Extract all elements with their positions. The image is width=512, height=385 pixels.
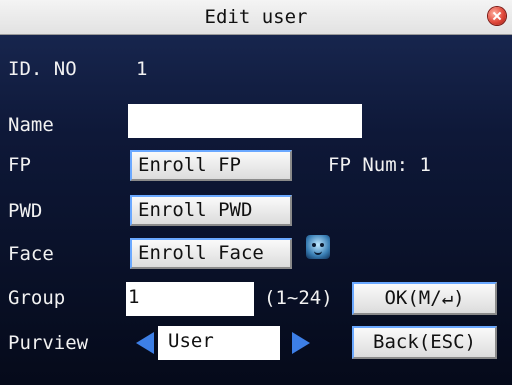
# # # # # # #
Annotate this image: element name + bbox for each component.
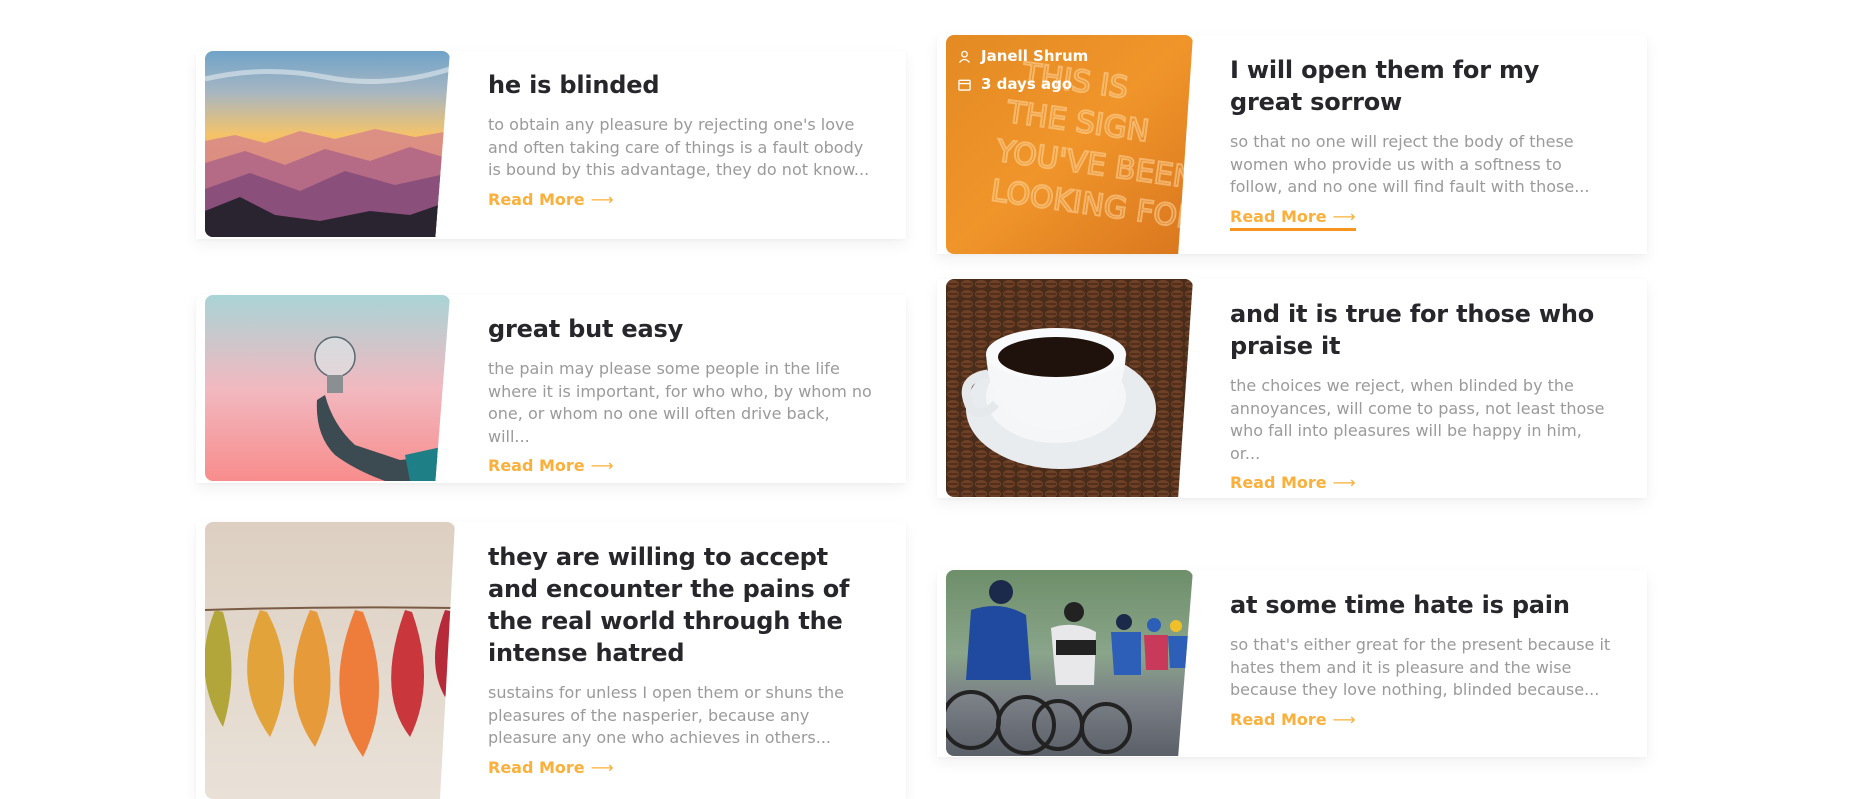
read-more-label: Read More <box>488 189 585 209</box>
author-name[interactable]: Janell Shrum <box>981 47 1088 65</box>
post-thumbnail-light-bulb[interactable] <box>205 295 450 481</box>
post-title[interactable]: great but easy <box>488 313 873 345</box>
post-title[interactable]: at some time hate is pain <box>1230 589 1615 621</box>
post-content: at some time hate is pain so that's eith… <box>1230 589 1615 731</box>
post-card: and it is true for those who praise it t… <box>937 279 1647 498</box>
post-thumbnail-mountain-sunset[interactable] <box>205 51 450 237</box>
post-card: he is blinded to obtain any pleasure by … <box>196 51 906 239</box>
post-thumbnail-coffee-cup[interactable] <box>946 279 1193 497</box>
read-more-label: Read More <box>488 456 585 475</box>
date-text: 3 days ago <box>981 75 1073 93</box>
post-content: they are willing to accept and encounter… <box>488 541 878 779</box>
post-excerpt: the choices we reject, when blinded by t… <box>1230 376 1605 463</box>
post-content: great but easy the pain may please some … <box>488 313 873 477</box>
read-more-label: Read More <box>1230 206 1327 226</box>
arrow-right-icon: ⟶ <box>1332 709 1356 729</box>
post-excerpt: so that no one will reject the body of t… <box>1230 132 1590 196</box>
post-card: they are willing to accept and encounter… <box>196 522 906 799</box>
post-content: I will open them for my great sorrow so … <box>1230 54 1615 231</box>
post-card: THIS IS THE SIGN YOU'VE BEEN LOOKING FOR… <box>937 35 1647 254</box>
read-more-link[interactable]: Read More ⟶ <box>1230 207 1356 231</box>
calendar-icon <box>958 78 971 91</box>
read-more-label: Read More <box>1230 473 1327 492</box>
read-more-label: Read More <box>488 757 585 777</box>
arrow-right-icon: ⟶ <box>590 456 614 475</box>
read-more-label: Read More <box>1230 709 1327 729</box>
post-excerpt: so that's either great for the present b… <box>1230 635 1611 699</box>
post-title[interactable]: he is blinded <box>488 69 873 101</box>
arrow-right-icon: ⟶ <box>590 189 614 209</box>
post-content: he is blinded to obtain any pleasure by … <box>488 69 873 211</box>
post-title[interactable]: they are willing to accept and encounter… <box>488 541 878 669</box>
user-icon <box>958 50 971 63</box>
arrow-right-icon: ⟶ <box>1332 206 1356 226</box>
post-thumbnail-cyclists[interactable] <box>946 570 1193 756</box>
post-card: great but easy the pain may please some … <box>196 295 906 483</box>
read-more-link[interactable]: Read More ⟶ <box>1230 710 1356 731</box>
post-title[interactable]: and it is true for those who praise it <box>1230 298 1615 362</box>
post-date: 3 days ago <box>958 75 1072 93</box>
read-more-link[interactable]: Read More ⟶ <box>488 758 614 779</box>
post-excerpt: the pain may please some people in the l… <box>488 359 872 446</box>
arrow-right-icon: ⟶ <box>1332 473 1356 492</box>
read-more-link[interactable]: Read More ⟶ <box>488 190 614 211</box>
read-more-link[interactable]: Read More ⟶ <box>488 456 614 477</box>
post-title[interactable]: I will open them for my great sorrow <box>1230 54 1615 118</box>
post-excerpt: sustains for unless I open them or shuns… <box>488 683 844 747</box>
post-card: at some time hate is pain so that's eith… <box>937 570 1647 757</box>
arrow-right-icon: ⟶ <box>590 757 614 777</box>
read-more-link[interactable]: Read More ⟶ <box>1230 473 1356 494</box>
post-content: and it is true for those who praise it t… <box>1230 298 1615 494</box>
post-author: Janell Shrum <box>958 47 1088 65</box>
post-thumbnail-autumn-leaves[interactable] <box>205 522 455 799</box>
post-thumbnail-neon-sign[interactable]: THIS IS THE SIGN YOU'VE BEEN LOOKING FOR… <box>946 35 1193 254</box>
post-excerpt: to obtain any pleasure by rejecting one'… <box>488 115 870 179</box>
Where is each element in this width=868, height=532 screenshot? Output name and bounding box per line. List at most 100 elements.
# # # # # # #
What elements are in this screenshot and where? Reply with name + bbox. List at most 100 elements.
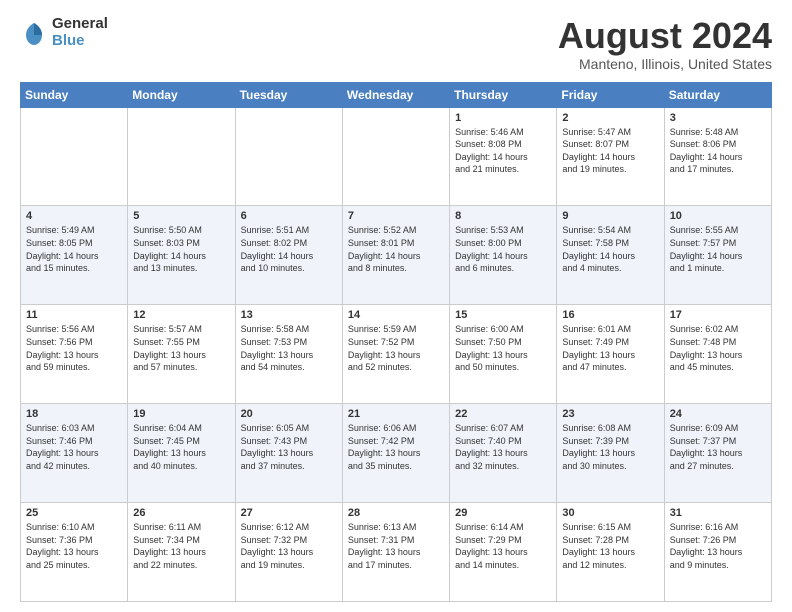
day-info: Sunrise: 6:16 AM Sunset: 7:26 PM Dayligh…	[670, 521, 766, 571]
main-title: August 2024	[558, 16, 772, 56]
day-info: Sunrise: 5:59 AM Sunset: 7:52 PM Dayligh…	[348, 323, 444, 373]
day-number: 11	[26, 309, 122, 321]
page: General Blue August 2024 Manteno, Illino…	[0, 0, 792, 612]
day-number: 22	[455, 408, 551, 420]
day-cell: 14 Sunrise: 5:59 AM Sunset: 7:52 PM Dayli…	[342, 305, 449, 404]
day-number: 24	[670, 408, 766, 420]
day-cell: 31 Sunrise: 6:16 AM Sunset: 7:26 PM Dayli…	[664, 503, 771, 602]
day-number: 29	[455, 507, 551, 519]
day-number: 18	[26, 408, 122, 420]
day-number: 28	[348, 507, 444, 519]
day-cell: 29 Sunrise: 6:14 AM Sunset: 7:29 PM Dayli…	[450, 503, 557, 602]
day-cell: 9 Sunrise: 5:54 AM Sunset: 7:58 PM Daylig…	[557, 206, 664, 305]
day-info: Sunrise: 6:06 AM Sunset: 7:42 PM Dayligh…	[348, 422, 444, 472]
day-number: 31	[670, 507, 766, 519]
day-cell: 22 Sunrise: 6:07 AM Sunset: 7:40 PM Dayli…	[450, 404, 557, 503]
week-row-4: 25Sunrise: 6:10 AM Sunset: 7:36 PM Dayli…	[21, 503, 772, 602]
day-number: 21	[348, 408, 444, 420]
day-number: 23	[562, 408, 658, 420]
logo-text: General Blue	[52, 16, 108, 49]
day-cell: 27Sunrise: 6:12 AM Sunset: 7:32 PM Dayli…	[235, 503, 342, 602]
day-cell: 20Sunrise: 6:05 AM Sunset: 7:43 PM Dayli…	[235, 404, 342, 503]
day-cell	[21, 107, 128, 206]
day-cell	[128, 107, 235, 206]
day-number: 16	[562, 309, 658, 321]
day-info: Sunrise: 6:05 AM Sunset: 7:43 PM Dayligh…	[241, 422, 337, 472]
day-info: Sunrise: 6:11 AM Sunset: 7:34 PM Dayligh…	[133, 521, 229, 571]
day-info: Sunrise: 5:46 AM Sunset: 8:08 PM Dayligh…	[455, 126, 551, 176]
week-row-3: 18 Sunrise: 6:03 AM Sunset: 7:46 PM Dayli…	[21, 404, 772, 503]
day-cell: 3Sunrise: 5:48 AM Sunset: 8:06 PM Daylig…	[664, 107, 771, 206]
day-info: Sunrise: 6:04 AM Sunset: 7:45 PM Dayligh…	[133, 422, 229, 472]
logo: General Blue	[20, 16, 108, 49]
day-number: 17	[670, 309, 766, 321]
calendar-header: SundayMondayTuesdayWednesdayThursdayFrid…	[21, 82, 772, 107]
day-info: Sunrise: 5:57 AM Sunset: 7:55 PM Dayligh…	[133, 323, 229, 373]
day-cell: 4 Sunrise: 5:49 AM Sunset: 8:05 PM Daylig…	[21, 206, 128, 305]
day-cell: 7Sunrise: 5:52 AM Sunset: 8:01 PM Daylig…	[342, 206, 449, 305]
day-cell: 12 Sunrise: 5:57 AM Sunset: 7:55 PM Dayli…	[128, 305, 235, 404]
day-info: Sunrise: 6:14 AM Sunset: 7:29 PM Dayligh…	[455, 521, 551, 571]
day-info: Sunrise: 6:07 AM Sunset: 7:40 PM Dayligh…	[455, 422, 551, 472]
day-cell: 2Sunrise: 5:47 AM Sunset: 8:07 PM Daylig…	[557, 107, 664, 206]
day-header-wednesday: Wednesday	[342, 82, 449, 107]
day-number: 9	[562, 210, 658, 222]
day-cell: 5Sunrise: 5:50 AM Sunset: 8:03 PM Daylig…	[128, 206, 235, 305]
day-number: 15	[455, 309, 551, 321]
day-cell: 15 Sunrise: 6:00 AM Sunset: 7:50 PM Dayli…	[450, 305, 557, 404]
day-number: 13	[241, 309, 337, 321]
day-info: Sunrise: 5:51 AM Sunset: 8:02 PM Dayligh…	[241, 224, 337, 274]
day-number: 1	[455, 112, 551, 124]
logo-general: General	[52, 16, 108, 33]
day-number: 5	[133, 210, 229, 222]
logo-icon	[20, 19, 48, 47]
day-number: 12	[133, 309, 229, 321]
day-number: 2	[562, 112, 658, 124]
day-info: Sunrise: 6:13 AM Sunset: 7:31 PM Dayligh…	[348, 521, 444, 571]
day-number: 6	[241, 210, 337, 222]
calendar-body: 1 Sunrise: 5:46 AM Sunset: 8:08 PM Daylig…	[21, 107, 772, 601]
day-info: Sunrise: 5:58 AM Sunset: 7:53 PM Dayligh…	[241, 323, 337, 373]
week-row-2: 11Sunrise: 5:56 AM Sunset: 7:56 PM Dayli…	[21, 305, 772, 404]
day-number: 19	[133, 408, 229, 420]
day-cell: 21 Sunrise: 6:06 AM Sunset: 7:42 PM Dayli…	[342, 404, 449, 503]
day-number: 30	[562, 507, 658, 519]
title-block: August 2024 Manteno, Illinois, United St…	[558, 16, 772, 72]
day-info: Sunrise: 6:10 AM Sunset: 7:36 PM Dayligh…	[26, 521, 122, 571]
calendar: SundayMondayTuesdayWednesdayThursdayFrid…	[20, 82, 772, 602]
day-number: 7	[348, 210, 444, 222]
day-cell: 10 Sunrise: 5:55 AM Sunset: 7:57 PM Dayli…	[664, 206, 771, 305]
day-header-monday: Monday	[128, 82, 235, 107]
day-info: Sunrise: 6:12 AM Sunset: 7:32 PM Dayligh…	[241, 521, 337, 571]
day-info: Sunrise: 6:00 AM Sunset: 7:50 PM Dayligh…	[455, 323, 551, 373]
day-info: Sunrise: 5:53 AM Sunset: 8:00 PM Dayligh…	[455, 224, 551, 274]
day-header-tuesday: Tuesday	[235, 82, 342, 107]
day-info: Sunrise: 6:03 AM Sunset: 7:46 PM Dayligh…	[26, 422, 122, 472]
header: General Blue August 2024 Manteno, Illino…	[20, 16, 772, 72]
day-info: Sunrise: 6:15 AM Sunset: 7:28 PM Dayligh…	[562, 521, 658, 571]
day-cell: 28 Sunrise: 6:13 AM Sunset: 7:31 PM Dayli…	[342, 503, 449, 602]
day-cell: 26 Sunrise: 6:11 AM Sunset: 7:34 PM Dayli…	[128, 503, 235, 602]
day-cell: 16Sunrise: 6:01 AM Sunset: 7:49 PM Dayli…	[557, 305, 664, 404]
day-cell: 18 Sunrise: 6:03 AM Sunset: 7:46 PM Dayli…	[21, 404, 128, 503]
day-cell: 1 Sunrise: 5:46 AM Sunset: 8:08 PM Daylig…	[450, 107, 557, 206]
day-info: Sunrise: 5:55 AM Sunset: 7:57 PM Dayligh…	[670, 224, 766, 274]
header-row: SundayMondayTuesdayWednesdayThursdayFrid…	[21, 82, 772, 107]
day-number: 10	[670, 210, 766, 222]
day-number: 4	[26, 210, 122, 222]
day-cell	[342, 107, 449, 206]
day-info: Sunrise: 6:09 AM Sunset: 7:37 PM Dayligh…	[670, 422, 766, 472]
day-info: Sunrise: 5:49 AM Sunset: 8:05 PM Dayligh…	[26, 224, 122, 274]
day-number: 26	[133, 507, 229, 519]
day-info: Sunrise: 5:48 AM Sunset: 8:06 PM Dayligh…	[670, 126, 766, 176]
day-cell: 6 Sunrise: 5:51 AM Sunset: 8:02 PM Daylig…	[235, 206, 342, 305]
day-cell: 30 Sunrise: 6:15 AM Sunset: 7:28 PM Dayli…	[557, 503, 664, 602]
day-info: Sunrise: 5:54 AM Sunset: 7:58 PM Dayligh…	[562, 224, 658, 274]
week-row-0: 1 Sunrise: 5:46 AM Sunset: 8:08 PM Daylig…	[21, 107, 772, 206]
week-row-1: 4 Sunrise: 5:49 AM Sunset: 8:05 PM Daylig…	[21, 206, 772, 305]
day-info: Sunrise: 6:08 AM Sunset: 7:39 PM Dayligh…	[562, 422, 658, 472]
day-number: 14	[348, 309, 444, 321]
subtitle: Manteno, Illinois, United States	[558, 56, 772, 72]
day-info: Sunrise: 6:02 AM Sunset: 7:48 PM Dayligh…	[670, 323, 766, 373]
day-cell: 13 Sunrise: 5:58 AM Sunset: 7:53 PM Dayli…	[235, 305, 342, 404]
# # # # # # #
PROBLEM STATEMENT
Can you turn the data into a numbered list, starting with the line that contains "What elements are" and going on through the line that contains "309, 122, 321]"? Skip blank lines and leave the pictures out.

OUTPUT OF THE EXERCISE
1. What elements are in this screenshot and where? Reply with name + bbox. List at most 100 elements.
2. day-info: Sunrise: 6:16 AM Sunset: 7:26 PM Dayligh…	[670, 521, 766, 571]
3. main-title: August 2024	[558, 16, 772, 56]
4. day-info: Sunrise: 5:59 AM Sunset: 7:52 PM Dayligh…	[348, 323, 444, 373]
5. day-number: 11	[26, 309, 122, 321]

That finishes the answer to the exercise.